[Collected data]
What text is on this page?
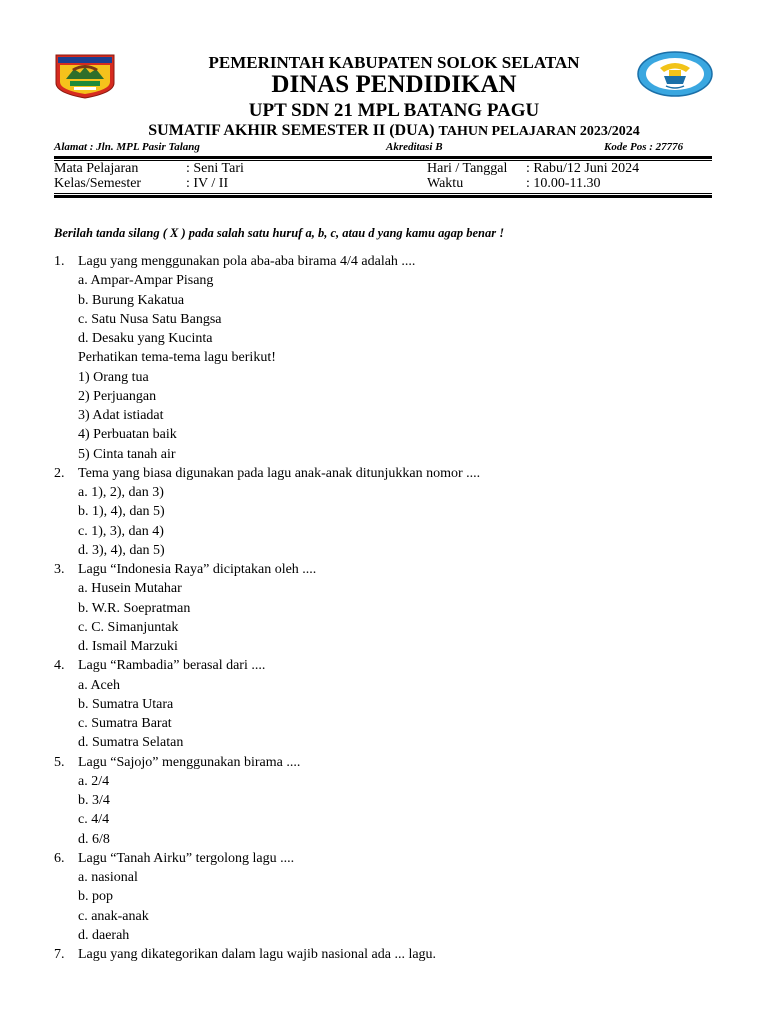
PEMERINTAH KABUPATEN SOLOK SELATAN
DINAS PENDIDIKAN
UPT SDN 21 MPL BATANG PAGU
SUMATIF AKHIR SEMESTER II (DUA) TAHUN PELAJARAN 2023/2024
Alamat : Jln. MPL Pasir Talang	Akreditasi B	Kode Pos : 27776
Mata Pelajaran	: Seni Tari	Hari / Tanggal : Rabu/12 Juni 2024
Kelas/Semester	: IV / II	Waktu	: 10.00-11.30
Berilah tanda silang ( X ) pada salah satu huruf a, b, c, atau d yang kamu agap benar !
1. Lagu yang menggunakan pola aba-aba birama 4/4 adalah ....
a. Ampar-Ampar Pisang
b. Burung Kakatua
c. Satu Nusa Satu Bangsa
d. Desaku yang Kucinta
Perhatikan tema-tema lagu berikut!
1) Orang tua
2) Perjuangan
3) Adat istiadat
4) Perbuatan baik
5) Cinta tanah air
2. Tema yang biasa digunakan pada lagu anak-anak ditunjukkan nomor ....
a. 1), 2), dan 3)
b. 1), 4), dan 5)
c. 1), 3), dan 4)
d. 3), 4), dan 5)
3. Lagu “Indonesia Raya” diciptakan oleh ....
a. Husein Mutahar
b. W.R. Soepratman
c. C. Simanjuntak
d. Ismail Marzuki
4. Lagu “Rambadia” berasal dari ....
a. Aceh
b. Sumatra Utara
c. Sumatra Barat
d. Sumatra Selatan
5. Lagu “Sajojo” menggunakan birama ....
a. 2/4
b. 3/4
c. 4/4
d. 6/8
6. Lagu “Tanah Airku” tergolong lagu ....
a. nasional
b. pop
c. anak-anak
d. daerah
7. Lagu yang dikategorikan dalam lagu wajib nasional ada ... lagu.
...
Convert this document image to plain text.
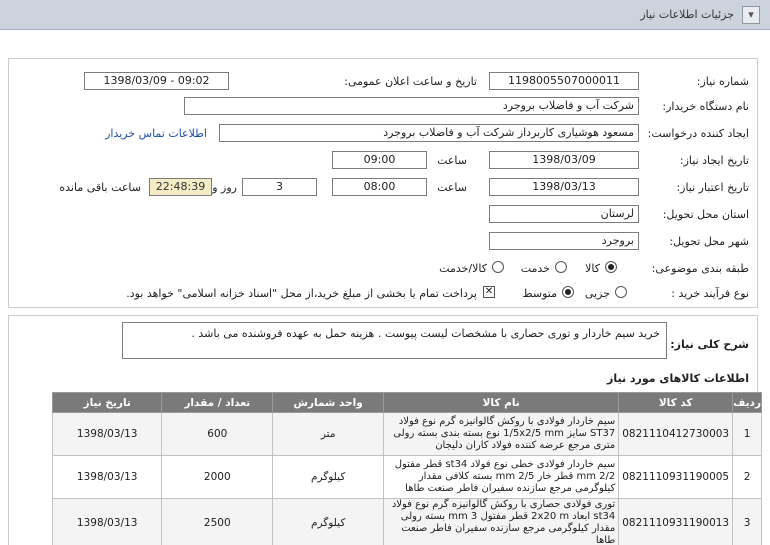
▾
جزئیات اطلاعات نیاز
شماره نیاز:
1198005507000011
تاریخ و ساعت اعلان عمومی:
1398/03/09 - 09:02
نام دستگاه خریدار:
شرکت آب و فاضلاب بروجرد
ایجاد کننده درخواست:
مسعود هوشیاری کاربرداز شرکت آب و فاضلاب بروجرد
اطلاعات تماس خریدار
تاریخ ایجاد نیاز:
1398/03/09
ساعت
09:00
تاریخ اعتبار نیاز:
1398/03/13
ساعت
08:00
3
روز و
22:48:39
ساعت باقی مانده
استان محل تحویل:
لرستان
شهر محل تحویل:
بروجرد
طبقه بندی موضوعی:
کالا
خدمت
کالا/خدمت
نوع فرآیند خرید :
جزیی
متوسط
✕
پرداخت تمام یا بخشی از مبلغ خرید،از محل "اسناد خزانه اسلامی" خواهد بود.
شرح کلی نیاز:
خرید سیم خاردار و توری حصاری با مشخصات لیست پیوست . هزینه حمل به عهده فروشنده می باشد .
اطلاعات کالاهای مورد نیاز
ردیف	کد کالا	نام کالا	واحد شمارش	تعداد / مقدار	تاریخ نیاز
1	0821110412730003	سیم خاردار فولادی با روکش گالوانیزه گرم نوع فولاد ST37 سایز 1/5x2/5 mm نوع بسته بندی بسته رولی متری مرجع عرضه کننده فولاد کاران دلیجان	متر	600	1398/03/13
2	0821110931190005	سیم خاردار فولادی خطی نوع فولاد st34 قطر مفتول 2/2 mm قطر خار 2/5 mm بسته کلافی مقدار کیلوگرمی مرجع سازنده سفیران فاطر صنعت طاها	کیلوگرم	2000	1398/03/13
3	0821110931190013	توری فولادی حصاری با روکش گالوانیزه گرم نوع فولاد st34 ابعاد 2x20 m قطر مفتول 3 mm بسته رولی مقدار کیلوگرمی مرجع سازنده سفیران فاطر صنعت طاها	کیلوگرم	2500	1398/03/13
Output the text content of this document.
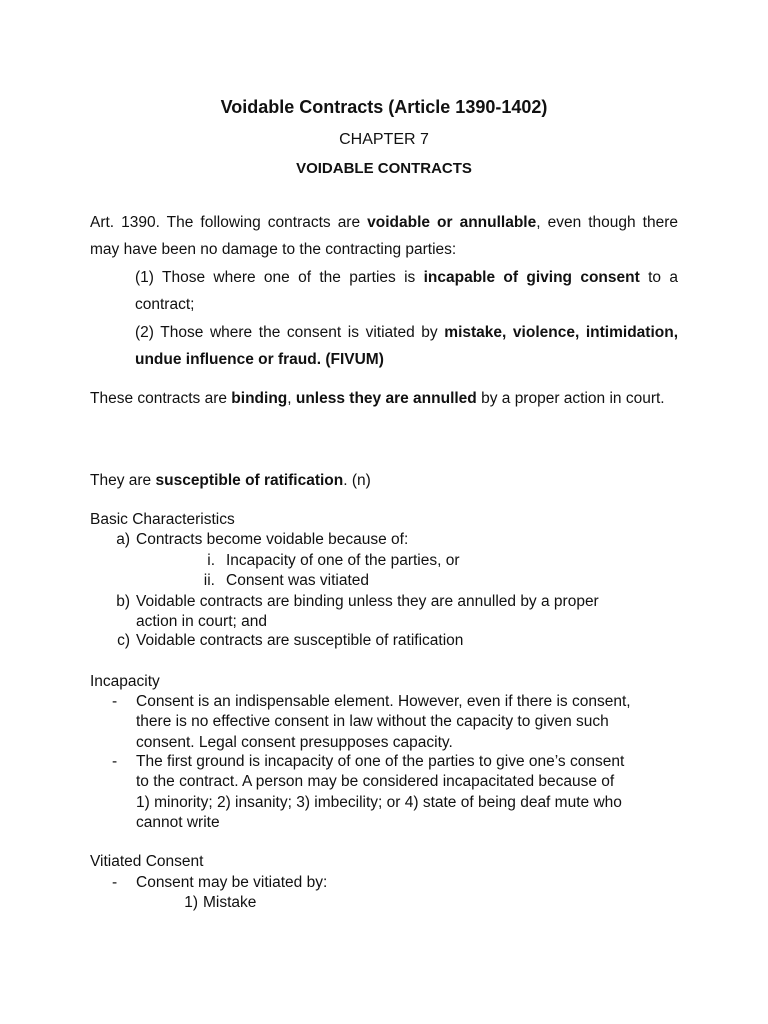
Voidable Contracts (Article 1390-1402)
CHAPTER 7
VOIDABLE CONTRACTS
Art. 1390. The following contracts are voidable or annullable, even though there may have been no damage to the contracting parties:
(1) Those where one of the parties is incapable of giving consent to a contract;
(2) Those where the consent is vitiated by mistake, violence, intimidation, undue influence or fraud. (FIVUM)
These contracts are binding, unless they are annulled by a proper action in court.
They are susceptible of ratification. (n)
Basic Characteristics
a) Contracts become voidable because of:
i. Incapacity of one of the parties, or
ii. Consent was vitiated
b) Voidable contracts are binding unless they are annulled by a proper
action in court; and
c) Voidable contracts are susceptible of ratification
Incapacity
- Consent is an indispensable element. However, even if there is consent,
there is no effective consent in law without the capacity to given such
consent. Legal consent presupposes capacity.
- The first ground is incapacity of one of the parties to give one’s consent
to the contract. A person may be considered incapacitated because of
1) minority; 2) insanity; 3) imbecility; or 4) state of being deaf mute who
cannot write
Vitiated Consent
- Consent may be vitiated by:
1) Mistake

■ EXERCISE ■
Pick each line holding the word "unless" out of the listing.

■ EXERCISE RESPONSE ■
These contracts are binding, unless they are annulled by a proper action in court.
b) Voidable contracts are binding unless they are annulled by a proper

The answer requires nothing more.